----- GIVEN DATA
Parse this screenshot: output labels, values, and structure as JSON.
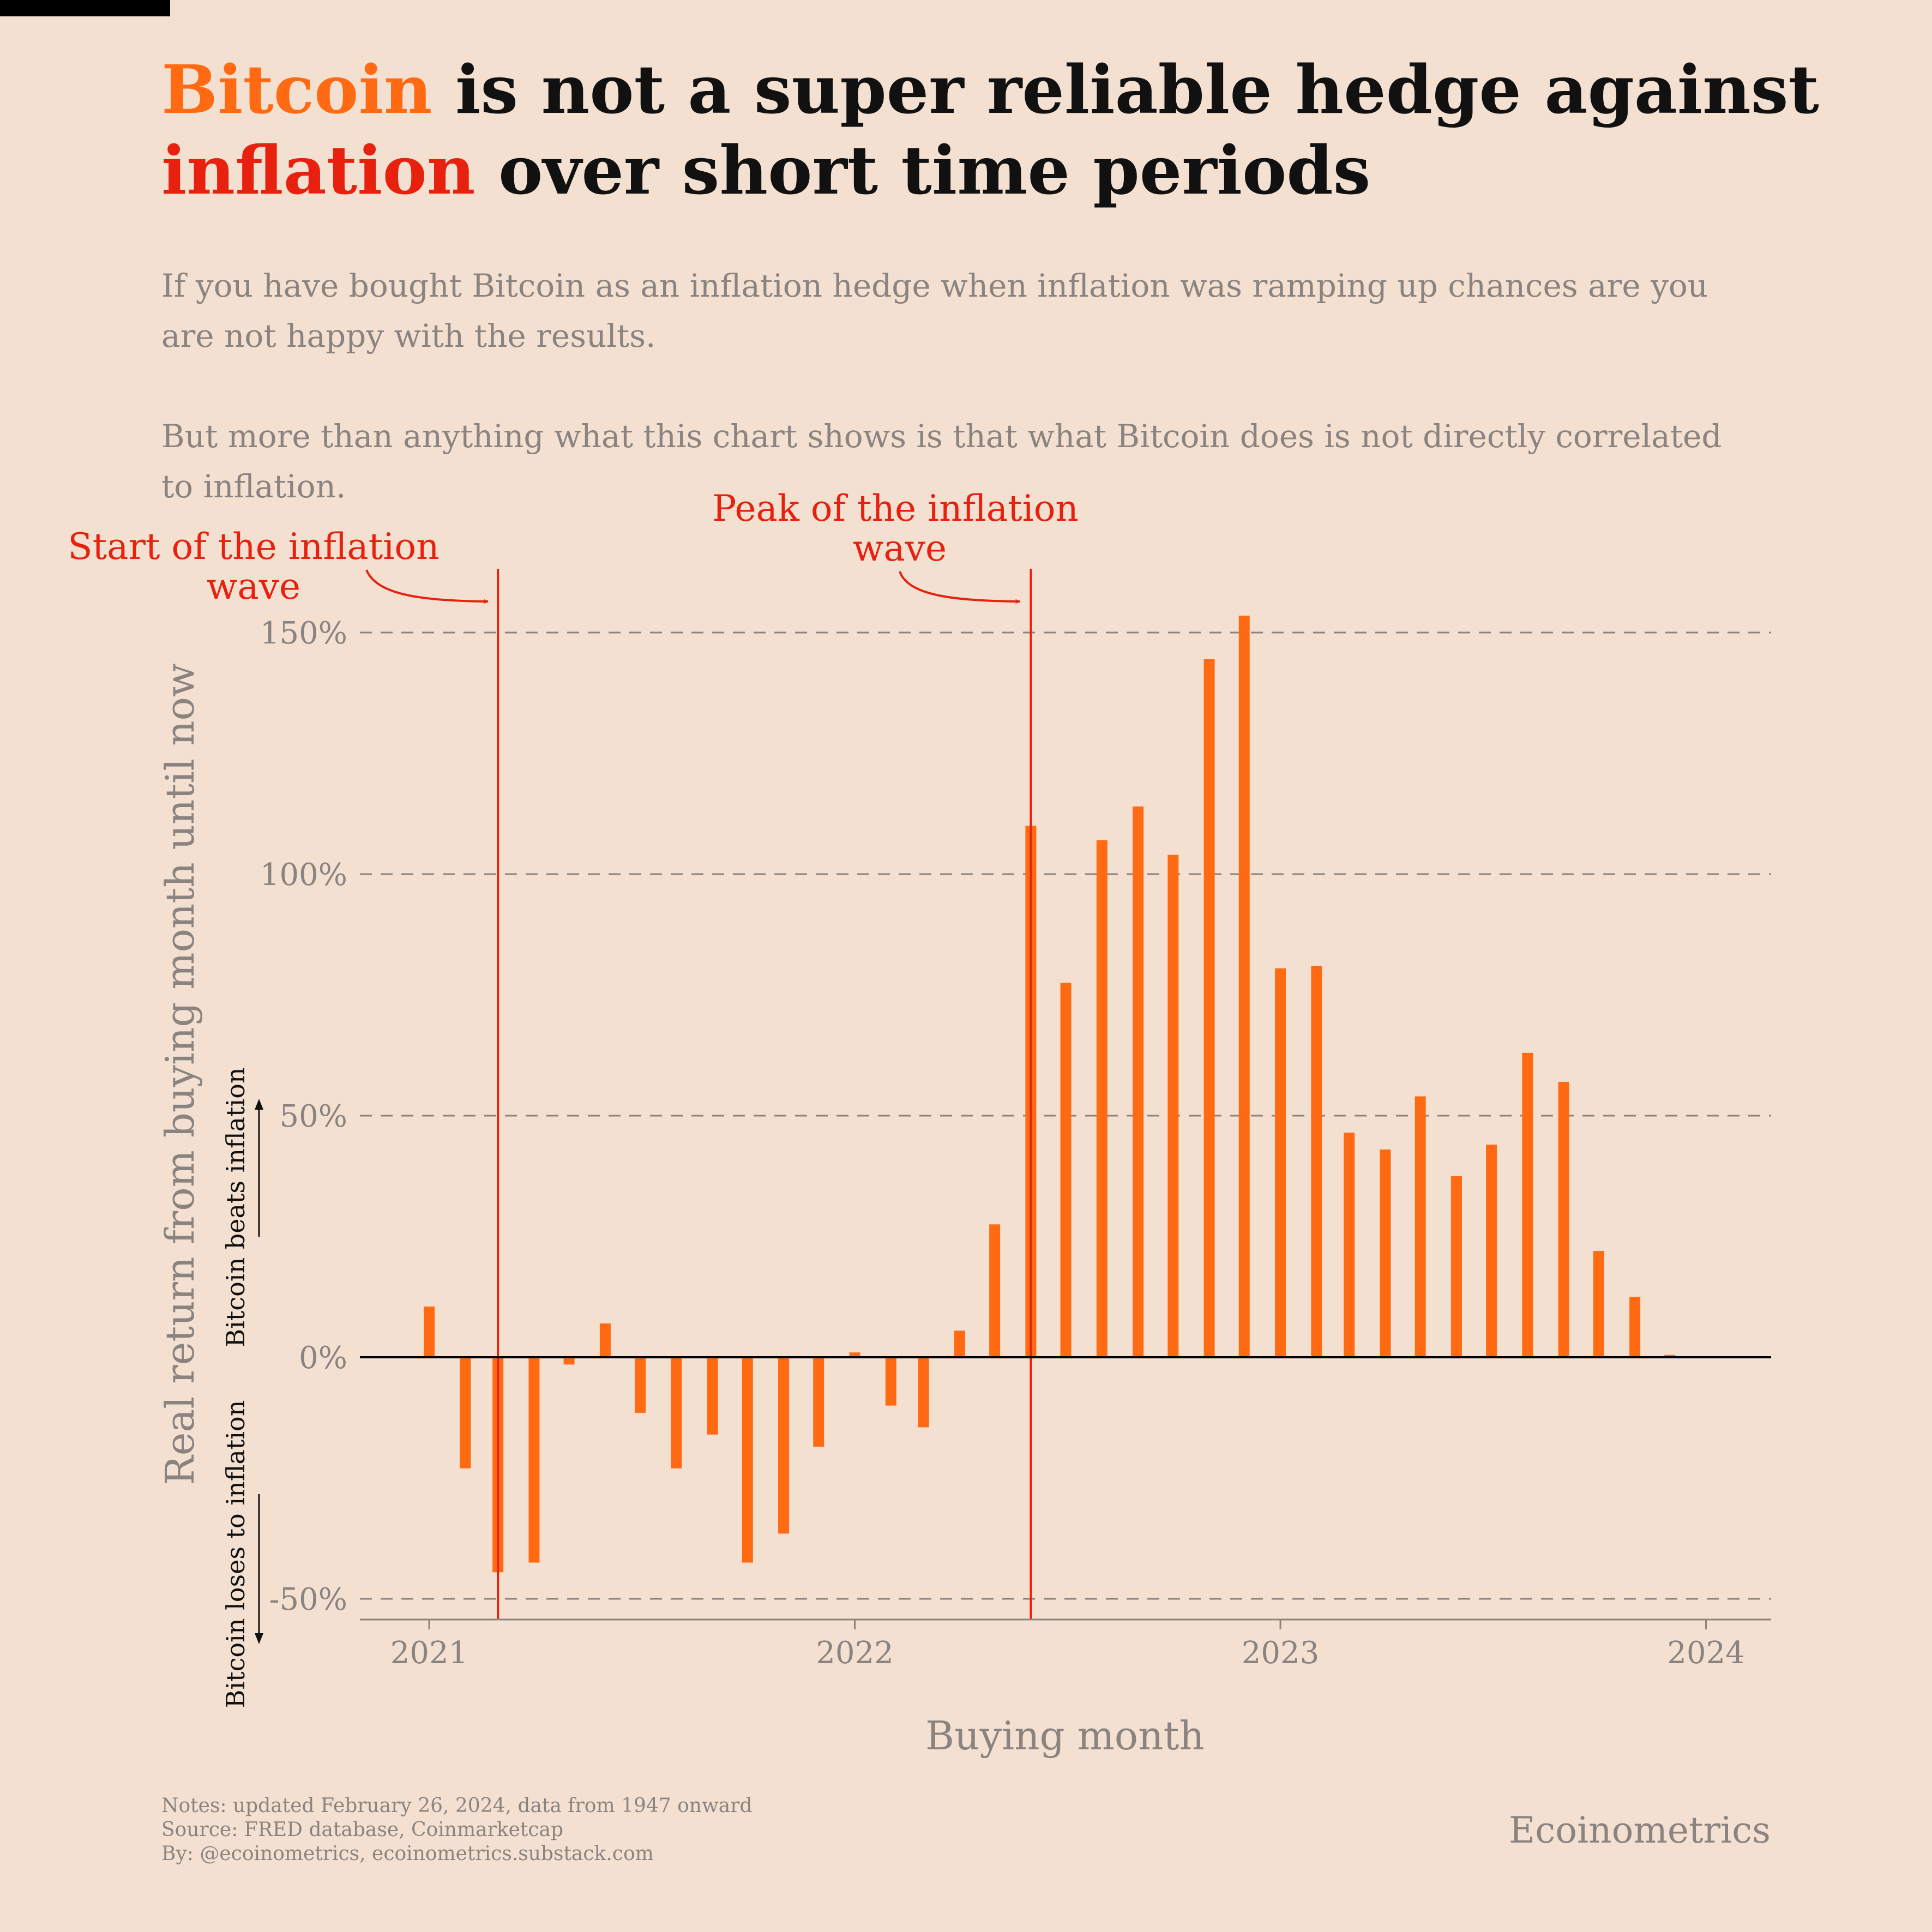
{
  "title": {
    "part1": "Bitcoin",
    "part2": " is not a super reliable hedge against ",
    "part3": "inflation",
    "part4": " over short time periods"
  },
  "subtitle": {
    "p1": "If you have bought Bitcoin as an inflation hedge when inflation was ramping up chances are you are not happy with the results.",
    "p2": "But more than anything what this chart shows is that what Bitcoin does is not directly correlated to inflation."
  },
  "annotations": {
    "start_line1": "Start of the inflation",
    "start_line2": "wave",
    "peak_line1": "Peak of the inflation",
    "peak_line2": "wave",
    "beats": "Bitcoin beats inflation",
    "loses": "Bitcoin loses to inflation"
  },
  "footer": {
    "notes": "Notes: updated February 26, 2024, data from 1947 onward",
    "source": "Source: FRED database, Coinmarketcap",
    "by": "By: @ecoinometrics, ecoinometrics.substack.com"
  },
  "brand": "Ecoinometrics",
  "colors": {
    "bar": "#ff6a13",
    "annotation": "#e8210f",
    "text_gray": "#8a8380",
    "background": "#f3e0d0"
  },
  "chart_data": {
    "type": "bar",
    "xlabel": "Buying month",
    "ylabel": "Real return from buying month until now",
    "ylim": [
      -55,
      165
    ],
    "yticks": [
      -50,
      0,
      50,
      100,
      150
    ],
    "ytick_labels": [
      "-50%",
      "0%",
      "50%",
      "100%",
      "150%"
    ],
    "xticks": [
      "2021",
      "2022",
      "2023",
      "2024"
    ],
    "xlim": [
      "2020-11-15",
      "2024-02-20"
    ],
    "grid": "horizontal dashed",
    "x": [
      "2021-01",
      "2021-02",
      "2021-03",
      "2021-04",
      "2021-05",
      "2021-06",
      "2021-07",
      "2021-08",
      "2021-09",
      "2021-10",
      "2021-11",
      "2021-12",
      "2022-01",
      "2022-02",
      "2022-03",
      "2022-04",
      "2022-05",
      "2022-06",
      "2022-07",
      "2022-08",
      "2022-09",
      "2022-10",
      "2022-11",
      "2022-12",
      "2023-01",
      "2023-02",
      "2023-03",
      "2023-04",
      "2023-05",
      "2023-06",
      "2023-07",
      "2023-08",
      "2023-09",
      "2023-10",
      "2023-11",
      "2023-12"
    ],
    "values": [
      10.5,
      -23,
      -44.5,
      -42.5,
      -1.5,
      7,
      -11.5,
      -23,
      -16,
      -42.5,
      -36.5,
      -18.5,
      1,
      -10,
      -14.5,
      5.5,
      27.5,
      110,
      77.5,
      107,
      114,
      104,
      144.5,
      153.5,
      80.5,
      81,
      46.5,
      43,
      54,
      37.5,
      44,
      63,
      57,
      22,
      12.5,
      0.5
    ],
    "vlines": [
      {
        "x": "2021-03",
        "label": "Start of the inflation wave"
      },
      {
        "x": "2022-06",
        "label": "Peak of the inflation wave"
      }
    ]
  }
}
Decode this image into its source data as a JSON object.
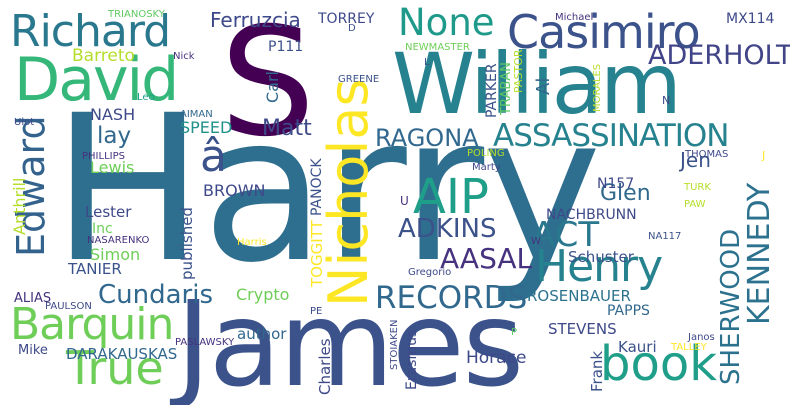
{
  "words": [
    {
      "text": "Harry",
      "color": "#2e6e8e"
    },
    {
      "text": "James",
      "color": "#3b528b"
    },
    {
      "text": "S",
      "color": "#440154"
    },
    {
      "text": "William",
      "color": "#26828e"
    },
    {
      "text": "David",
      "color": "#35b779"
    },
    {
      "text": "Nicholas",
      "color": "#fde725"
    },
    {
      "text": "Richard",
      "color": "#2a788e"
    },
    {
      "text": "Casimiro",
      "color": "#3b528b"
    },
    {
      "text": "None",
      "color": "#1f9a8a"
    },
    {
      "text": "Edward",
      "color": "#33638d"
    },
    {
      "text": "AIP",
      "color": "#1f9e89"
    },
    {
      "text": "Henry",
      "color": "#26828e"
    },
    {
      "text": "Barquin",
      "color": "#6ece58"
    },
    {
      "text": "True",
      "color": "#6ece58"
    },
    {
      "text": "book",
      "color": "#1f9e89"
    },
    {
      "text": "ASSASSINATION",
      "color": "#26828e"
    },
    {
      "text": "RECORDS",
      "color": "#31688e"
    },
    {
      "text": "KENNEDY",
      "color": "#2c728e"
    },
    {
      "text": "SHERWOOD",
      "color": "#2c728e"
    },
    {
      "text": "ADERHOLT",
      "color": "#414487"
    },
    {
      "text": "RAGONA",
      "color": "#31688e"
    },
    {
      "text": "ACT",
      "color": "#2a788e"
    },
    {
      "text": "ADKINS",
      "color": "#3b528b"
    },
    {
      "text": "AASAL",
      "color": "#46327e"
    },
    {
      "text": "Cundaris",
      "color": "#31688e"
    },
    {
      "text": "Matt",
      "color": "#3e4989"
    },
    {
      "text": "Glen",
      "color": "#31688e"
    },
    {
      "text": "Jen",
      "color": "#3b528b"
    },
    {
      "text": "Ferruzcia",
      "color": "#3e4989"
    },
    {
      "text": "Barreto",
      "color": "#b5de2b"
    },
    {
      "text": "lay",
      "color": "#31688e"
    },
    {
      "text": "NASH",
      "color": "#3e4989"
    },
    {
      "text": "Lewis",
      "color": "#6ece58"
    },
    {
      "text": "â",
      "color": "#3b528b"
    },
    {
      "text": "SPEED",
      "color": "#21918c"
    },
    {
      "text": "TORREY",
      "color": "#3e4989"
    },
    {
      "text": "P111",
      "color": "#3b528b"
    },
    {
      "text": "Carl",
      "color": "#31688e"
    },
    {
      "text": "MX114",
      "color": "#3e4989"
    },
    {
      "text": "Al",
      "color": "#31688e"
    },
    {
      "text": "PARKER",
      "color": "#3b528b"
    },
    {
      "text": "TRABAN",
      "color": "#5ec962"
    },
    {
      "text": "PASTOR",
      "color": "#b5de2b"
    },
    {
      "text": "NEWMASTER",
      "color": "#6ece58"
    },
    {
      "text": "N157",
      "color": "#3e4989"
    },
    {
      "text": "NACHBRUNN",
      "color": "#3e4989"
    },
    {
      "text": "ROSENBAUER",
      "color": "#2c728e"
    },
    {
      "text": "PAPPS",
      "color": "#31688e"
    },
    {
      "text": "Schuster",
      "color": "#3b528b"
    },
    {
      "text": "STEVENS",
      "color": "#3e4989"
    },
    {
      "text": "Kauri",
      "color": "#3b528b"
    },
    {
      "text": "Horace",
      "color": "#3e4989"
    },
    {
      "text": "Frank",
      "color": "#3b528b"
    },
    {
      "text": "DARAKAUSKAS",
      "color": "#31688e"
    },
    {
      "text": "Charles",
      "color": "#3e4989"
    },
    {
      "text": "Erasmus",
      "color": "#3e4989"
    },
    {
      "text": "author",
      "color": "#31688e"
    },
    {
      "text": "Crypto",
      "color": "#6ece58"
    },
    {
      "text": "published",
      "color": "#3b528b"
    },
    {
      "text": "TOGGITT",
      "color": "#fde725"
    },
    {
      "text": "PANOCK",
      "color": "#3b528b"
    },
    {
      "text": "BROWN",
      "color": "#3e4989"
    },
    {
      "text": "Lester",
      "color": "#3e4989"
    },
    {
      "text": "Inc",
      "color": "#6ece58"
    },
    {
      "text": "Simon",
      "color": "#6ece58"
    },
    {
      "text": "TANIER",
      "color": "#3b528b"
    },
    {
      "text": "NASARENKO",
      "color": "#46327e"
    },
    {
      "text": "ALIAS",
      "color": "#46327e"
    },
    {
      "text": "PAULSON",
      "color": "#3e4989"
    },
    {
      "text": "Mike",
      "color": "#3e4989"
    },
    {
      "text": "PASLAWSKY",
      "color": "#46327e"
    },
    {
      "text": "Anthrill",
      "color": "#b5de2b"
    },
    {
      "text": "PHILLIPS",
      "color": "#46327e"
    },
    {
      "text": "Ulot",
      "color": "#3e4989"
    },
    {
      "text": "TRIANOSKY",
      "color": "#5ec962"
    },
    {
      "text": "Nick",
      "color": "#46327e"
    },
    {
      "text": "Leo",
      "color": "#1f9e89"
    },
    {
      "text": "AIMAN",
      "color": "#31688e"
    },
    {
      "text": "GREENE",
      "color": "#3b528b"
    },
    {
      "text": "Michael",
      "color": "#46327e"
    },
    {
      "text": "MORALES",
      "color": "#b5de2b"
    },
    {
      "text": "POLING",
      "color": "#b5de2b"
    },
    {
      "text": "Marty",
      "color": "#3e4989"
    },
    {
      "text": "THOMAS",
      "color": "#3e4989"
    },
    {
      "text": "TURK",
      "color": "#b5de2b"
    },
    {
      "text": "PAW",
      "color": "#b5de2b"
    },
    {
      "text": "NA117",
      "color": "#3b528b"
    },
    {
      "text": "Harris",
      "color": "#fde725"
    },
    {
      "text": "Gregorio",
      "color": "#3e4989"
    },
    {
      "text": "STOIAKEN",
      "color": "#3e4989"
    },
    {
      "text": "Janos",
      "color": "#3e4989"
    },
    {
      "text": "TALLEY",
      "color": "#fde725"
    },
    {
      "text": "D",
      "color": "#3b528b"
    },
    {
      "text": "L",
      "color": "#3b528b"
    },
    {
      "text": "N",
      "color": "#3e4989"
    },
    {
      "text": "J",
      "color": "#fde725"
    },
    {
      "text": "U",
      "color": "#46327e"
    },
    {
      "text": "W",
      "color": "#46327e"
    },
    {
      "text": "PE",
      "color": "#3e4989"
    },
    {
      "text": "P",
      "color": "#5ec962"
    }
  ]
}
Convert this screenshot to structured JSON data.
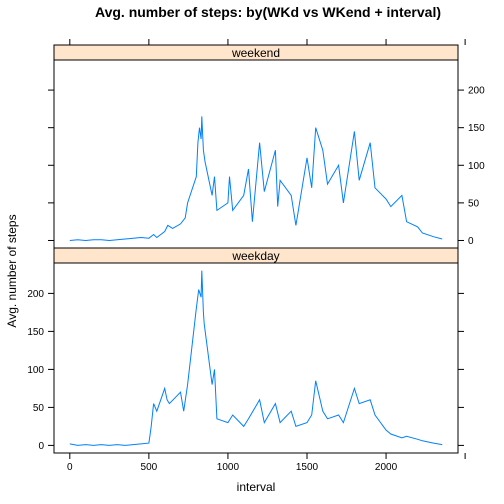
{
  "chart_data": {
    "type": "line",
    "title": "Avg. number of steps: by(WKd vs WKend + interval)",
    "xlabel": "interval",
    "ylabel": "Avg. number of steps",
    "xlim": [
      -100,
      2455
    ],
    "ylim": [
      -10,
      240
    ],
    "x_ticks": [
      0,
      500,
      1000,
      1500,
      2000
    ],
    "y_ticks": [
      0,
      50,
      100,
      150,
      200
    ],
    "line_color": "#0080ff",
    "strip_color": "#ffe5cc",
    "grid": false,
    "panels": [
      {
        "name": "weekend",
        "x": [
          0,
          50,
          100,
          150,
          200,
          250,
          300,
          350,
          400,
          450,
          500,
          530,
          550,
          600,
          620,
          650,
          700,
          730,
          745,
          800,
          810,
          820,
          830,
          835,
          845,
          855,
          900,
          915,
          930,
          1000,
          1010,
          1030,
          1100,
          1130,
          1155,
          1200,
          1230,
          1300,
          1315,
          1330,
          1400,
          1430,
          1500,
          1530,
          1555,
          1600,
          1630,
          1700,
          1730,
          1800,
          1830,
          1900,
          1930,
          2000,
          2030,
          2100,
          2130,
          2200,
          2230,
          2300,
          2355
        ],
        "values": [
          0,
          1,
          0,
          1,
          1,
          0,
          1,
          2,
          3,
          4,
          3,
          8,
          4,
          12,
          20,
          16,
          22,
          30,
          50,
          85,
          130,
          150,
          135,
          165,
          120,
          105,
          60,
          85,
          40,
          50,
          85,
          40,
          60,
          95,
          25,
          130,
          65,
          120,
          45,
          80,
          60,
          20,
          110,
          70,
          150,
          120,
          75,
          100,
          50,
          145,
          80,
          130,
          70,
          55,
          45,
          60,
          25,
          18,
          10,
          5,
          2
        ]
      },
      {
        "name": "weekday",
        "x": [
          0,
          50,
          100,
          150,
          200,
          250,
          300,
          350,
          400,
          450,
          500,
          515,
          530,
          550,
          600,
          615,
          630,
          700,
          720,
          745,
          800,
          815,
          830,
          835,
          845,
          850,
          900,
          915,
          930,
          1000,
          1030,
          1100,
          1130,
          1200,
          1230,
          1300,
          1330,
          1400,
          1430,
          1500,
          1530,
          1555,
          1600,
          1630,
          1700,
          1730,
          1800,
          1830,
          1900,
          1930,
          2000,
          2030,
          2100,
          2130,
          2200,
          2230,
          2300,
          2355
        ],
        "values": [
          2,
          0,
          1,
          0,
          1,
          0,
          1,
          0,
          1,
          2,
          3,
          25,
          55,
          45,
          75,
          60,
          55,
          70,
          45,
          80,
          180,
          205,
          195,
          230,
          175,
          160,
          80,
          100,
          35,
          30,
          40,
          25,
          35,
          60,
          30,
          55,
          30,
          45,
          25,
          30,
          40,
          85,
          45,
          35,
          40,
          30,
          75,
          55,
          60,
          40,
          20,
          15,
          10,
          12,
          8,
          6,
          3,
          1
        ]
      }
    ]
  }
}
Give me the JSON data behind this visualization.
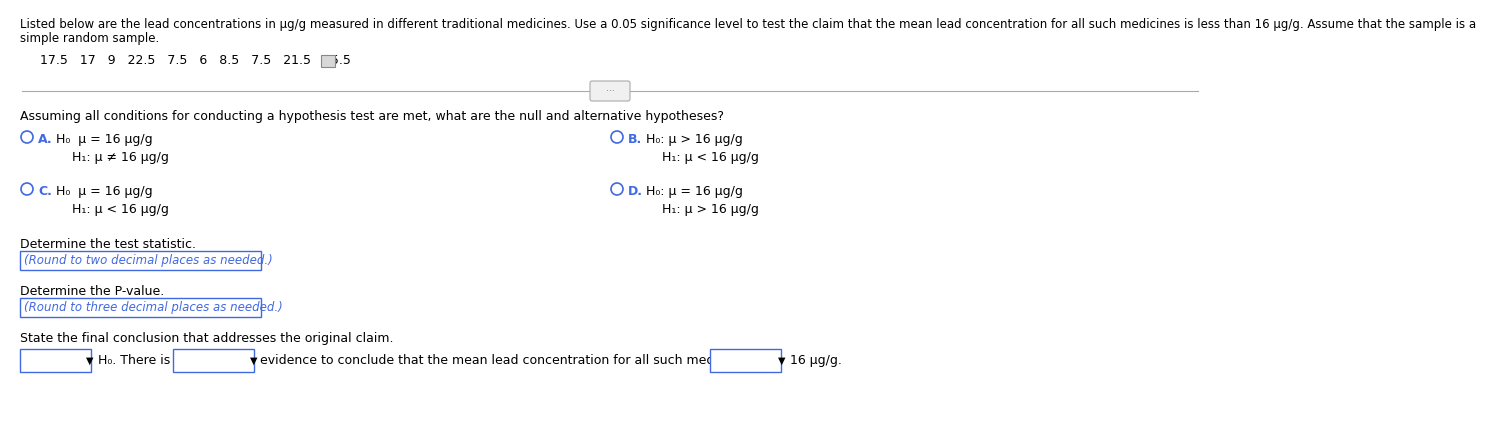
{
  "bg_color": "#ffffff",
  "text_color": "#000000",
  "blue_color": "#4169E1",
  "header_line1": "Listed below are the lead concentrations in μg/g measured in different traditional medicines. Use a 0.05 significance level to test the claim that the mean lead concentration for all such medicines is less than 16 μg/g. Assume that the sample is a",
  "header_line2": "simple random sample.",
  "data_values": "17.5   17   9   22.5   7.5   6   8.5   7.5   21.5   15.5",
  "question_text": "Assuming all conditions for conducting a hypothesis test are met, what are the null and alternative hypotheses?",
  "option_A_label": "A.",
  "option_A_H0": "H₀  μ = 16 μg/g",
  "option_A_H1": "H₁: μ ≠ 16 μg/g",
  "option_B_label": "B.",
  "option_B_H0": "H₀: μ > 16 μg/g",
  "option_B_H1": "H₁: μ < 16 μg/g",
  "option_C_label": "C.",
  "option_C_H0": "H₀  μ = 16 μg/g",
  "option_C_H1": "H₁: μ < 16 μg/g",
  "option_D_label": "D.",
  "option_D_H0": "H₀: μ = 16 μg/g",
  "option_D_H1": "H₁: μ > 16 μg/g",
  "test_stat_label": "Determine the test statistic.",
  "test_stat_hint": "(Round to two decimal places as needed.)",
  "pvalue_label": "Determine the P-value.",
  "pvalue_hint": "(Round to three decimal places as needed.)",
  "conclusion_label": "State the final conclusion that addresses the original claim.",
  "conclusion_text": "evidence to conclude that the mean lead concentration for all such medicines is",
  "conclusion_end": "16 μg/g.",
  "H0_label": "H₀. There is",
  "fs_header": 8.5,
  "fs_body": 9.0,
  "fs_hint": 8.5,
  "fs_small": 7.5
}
----------
PROBLEM STATEMENT >>
Read the entries above, then pull out the lines that include "decimal".

SOLUTION TO THIS TASK >>
  "test_stat_hint": "(Round to two decimal places as needed.)",
  "pvalue_hint": "(Round to three decimal places as needed.)",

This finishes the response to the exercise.